■ Given instruction:
Your task is to copy every line of the entries that contains "elllo".

■ Input records:
***

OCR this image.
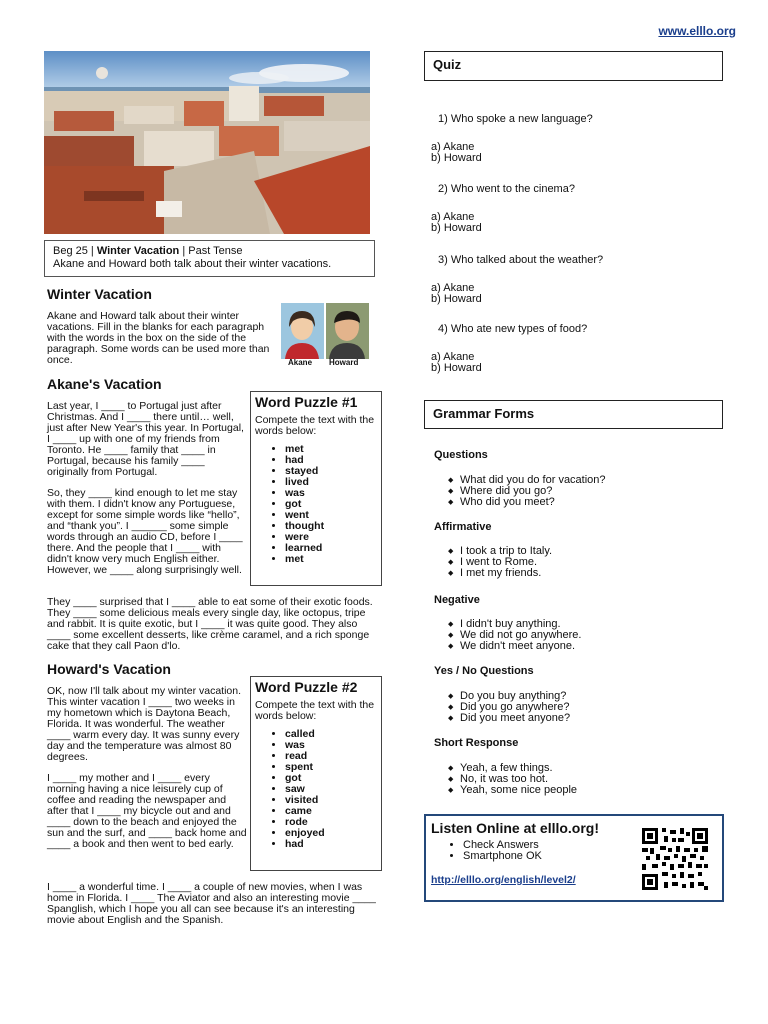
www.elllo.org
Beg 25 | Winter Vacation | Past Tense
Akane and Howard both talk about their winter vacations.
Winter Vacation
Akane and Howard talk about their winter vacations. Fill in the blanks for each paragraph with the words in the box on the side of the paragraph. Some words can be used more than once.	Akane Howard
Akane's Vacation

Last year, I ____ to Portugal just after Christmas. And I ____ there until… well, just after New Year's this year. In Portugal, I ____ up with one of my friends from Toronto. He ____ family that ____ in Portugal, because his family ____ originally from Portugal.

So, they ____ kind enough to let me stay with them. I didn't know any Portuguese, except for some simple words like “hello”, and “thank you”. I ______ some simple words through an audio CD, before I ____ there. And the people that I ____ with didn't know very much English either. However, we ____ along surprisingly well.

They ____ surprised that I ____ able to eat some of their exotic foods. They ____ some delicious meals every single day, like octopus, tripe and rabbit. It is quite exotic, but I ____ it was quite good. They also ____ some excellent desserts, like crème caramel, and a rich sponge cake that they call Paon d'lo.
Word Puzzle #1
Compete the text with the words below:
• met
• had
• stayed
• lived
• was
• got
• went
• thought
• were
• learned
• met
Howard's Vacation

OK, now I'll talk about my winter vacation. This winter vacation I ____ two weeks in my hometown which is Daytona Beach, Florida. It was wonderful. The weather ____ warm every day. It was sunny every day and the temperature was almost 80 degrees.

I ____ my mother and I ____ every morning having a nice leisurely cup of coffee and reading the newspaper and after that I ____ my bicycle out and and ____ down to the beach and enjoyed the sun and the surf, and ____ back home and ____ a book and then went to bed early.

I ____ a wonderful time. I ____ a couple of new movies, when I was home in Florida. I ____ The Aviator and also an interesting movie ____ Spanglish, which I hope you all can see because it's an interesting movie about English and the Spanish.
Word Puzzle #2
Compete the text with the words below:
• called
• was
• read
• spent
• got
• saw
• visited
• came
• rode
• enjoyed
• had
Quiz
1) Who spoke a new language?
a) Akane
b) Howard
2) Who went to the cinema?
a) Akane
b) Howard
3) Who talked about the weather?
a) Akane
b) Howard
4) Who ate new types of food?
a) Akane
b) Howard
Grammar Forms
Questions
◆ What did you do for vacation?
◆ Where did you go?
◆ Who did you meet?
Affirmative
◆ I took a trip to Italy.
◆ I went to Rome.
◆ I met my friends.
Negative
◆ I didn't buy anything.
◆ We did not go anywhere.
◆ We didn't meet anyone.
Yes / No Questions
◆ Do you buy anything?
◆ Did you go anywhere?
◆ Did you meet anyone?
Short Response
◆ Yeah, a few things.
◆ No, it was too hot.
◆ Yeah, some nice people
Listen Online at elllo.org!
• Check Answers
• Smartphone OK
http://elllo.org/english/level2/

***

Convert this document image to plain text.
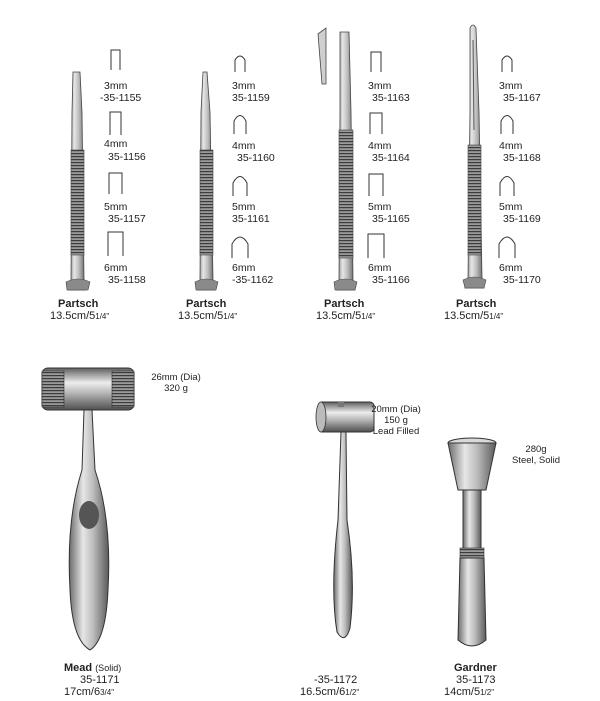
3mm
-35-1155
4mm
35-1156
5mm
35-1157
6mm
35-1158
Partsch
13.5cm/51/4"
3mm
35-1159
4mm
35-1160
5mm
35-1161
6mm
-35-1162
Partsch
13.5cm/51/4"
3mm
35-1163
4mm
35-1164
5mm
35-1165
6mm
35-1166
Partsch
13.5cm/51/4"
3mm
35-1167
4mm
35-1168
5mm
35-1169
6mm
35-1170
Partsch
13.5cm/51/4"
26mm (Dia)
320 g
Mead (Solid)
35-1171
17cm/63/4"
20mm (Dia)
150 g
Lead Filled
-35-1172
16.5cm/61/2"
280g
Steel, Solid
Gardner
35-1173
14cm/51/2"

***

■ Response for this exercise:
www.elllo.org
Listen Online at elllo.org!
http://elllo.org/english/level2/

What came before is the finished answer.